[Dataset excerpts]
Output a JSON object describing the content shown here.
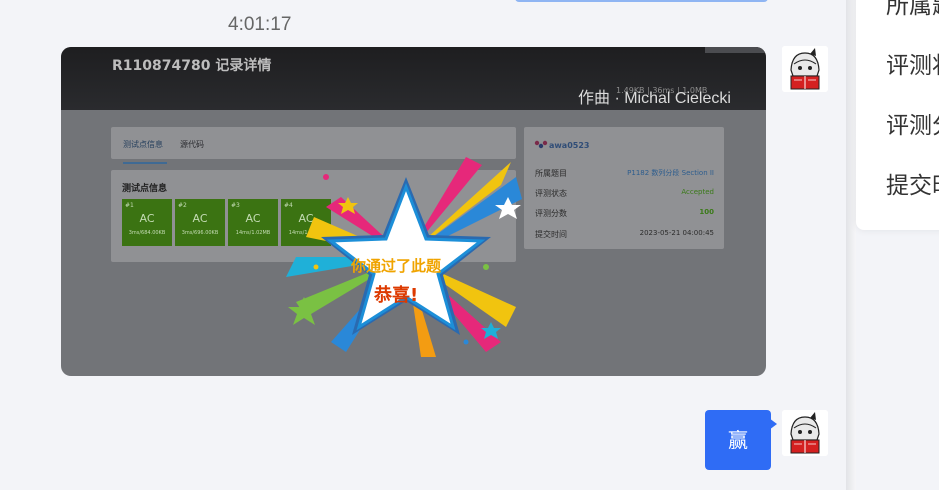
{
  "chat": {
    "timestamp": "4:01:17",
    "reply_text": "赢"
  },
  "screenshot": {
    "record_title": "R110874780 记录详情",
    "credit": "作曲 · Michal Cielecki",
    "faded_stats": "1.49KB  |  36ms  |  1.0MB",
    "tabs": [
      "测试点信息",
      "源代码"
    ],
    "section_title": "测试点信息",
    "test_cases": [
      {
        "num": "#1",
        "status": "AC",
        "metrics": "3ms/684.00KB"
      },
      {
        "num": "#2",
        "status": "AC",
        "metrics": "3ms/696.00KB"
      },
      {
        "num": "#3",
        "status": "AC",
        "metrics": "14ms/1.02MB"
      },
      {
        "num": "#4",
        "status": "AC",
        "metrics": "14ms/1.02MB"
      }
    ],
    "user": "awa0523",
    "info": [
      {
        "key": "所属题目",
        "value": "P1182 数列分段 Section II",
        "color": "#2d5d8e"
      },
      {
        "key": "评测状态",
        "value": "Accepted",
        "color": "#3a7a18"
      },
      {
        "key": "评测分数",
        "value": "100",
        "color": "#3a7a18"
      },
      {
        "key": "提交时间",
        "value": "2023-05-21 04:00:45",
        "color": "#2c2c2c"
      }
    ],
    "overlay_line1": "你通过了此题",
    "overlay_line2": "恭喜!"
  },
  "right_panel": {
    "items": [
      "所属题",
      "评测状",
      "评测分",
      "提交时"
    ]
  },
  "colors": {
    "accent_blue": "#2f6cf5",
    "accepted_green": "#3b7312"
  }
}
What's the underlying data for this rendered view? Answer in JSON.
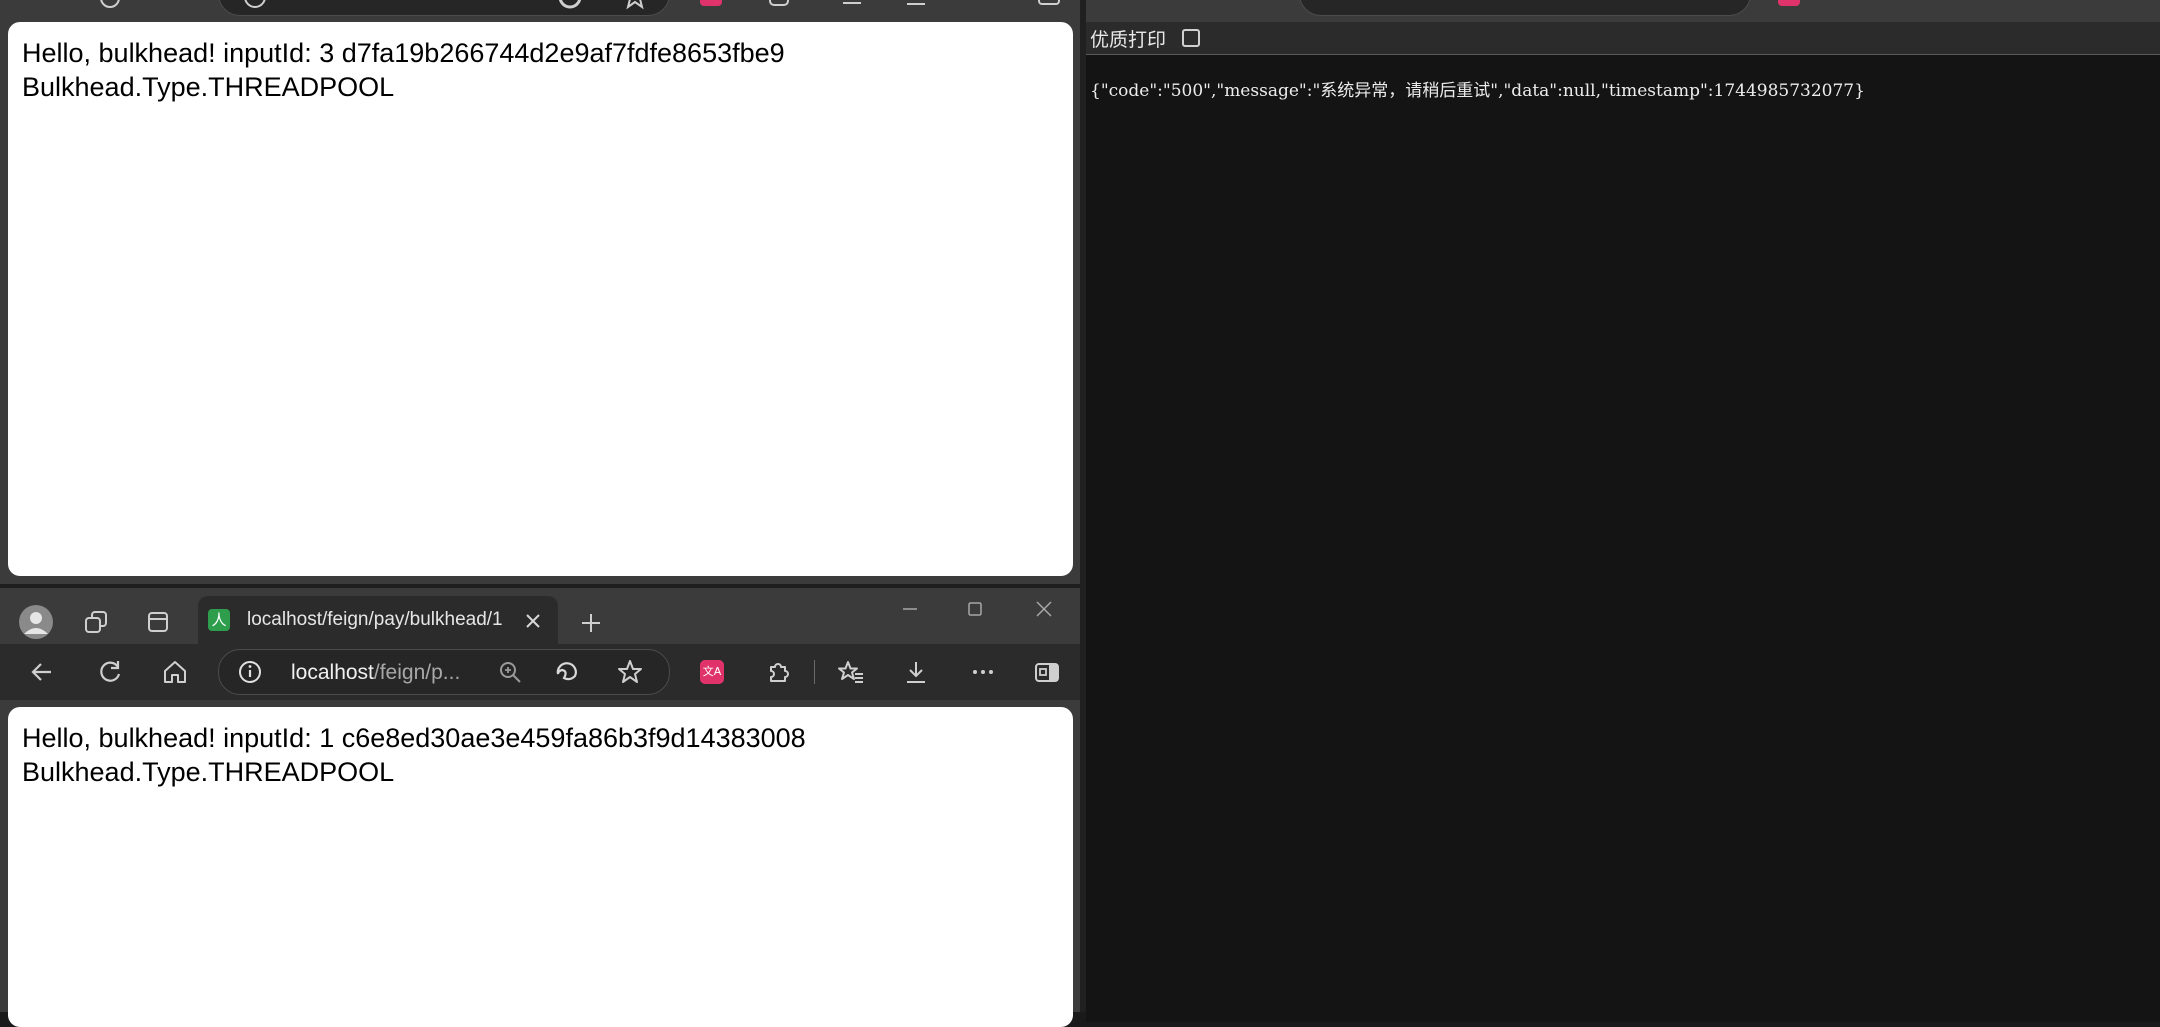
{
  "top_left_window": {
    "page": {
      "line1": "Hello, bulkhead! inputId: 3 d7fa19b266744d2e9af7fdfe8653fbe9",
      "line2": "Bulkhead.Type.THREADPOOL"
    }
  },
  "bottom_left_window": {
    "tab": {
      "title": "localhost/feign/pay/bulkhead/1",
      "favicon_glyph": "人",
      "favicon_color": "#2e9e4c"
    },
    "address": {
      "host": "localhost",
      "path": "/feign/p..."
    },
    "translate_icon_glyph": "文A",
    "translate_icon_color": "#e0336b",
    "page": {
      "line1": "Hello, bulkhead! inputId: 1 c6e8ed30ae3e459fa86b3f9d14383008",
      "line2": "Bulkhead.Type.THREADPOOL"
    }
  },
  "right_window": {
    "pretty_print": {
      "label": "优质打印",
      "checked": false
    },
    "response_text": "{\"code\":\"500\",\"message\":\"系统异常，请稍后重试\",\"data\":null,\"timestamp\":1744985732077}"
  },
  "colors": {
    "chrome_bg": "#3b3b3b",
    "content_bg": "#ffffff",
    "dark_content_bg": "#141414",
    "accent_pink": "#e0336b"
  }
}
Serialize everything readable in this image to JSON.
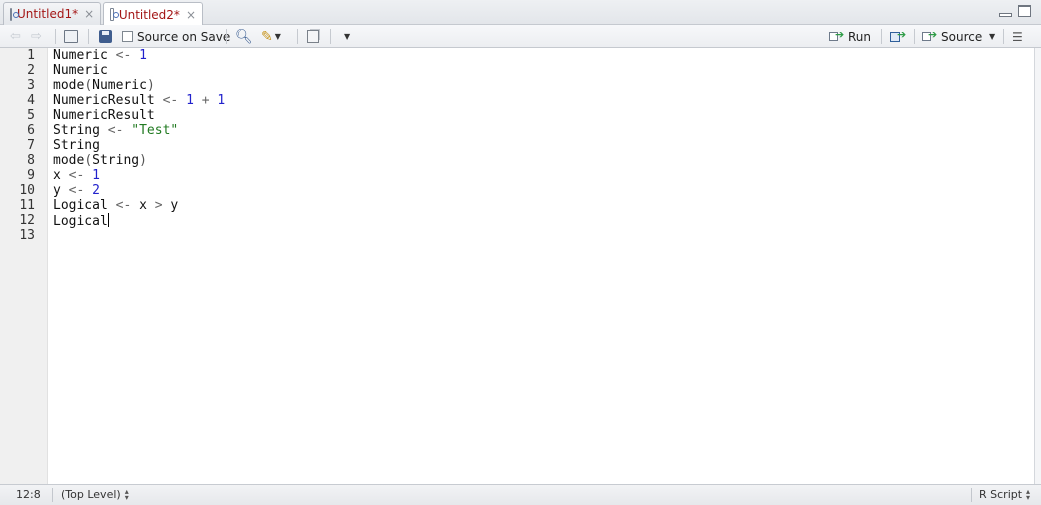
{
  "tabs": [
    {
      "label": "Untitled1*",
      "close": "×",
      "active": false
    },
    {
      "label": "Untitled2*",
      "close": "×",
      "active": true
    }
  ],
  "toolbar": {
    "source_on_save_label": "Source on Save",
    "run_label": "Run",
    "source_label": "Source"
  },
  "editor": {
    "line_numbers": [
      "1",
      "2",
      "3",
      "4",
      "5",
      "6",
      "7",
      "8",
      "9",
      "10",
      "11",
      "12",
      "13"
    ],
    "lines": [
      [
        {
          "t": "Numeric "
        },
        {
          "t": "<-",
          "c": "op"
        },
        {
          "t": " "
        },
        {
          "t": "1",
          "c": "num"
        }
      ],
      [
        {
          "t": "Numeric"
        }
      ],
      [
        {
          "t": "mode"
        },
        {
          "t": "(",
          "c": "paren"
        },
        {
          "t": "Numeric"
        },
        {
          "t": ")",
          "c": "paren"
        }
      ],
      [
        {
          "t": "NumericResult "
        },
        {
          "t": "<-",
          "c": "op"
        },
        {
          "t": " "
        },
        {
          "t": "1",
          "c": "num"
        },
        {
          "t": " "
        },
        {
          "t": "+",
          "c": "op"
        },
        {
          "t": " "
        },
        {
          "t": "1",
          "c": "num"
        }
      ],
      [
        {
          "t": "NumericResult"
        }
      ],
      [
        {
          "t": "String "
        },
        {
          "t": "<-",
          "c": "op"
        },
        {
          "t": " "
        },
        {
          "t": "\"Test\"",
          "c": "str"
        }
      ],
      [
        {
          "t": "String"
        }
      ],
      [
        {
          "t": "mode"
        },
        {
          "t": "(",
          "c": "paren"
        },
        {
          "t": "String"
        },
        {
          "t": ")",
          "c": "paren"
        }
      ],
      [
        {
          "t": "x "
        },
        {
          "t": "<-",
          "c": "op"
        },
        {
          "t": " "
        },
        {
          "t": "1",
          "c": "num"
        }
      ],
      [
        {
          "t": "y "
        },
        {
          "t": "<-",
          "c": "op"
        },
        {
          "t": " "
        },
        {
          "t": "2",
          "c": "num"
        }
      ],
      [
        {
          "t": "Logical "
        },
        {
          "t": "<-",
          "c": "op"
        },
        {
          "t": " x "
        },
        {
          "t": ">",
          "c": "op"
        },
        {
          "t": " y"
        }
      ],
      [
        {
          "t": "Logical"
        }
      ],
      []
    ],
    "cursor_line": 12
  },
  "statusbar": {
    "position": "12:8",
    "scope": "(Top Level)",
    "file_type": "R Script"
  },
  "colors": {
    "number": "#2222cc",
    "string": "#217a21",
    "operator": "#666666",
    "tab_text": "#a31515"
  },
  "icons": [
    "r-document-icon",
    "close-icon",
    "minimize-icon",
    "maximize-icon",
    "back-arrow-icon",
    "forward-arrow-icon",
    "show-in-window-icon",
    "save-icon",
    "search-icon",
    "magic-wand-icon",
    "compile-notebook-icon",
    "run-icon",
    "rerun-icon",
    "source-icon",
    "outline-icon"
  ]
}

**Work to do:** Your task is an exact transcription of all the data, minus the pictures.

**Completed task:**
Output a JSON object describing the content shown here.
{
  "chat": {
    "timestamp": "4:01:17",
    "reply_text": "赢"
  },
  "screenshot": {
    "record_title": "R110874780 记录详情",
    "credit": "作曲 · Michal Cielecki",
    "faded_stats": "1.49KB  |  36ms  |  1.0MB",
    "tabs": [
      "测试点信息",
      "源代码"
    ],
    "section_title": "测试点信息",
    "test_cases": [
      {
        "num": "#1",
        "status": "AC",
        "metrics": "3ms/684.00KB"
      },
      {
        "num": "#2",
        "status": "AC",
        "metrics": "3ms/696.00KB"
      },
      {
        "num": "#3",
        "status": "AC",
        "metrics": "14ms/1.02MB"
      },
      {
        "num": "#4",
        "status": "AC",
        "metrics": "14ms/1.02MB"
      }
    ],
    "user": "awa0523",
    "info": [
      {
        "key": "所属题目",
        "value": "P1182 数列分段 Section II",
        "color": "#2d5d8e"
      },
      {
        "key": "评测状态",
        "value": "Accepted",
        "color": "#3a7a18"
      },
      {
        "key": "评测分数",
        "value": "100",
        "color": "#3a7a18"
      },
      {
        "key": "提交时间",
        "value": "2023-05-21 04:00:45",
        "color": "#2c2c2c"
      }
    ],
    "overlay_line1": "你通过了此题",
    "overlay_line2": "恭喜!"
  },
  "right_panel": {
    "items": [
      "所属题",
      "评测状",
      "评测分",
      "提交时"
    ]
  },
  "colors": {
    "accent_blue": "#2f6cf5",
    "accepted_green": "#3b7312"
  }
}
What's the underlying data for this rendered view? Answer in JSON.
{
  "top_left_window": {
    "page": {
      "line1": "Hello, bulkhead! inputId: 3 d7fa19b266744d2e9af7fdfe8653fbe9",
      "line2": "Bulkhead.Type.THREADPOOL"
    }
  },
  "bottom_left_window": {
    "tab": {
      "title": "localhost/feign/pay/bulkhead/1",
      "favicon_glyph": "人",
      "favicon_color": "#2e9e4c"
    },
    "address": {
      "host": "localhost",
      "path": "/feign/p..."
    },
    "translate_icon_glyph": "文A",
    "translate_icon_color": "#e0336b",
    "page": {
      "line1": "Hello, bulkhead! inputId: 1 c6e8ed30ae3e459fa86b3f9d14383008",
      "line2": "Bulkhead.Type.THREADPOOL"
    }
  },
  "right_window": {
    "pretty_print": {
      "label": "优质打印",
      "checked": false
    },
    "response_text": "{\"code\":\"500\",\"message\":\"系统异常，请稍后重试\",\"data\":null,\"timestamp\":1744985732077}"
  },
  "colors": {
    "chrome_bg": "#3b3b3b",
    "content_bg": "#ffffff",
    "dark_content_bg": "#141414",
    "accent_pink": "#e0336b"
  }
}
Serialize everything readable in this image to JSON.
{
  "tabs": [
    {
      "label": "Untitled1*",
      "close": "×",
      "active": false
    },
    {
      "label": "Untitled2*",
      "close": "×",
      "active": true
    }
  ],
  "toolbar": {
    "source_on_save_label": "Source on Save",
    "run_label": "Run",
    "source_label": "Source"
  },
  "editor": {
    "line_numbers": [
      "1",
      "2",
      "3",
      "4",
      "5",
      "6",
      "7",
      "8",
      "9",
      "10",
      "11",
      "12",
      "13"
    ],
    "lines": [
      [
        {
          "t": "Numeric "
        },
        {
          "t": "<-",
          "c": "op"
        },
        {
          "t": " "
        },
        {
          "t": "1",
          "c": "num"
        }
      ],
      [
        {
          "t": "Numeric"
        }
      ],
      [
        {
          "t": "mode"
        },
        {
          "t": "(",
          "c": "paren"
        },
        {
          "t": "Numeric"
        },
        {
          "t": ")",
          "c": "paren"
        }
      ],
      [
        {
          "t": "NumericResult "
        },
        {
          "t": "<-",
          "c": "op"
        },
        {
          "t": " "
        },
        {
          "t": "1",
          "c": "num"
        },
        {
          "t": " "
        },
        {
          "t": "+",
          "c": "op"
        },
        {
          "t": " "
        },
        {
          "t": "1",
          "c": "num"
        }
      ],
      [
        {
          "t": "NumericResult"
        }
      ],
      [
        {
          "t": "String "
        },
        {
          "t": "<-",
          "c": "op"
        },
        {
          "t": " "
        },
        {
          "t": "\"Test\"",
          "c": "str"
        }
      ],
      [
        {
          "t": "String"
        }
      ],
      [
        {
          "t": "mode"
        },
        {
          "t": "(",
          "c": "paren"
        },
        {
          "t": "String"
        },
        {
          "t": ")",
          "c": "paren"
        }
      ],
      [
        {
          "t": "x "
        },
        {
          "t": "<-",
          "c": "op"
        },
        {
          "t": " "
        },
        {
          "t": "1",
          "c": "num"
        }
      ],
      [
        {
          "t": "y "
        },
        {
          "t": "<-",
          "c": "op"
        },
        {
          "t": " "
        },
        {
          "t": "2",
          "c": "num"
        }
      ],
      [
        {
          "t": "Logical "
        },
        {
          "t": "<-",
          "c": "op"
        },
        {
          "t": " x "
        },
        {
          "t": ">",
          "c": "op"
        },
        {
          "t": " y"
        }
      ],
      [
        {
          "t": "Logical"
        }
      ],
      []
    ],
    "cursor_line": 12
  },
  "statusbar": {
    "position": "12:8",
    "scope": "(Top Level)",
    "file_type": "R Script"
  },
  "colors": {
    "number": "#2222cc",
    "string": "#217a21",
    "operator": "#666666",
    "tab_text": "#a31515"
  },
  "icons": [
    "r-document-icon",
    "close-icon",
    "minimize-icon",
    "maximize-icon",
    "back-arrow-icon",
    "forward-arrow-icon",
    "show-in-window-icon",
    "save-icon",
    "search-icon",
    "magic-wand-icon",
    "compile-notebook-icon",
    "run-icon",
    "rerun-icon",
    "source-icon",
    "outline-icon"
  ]
}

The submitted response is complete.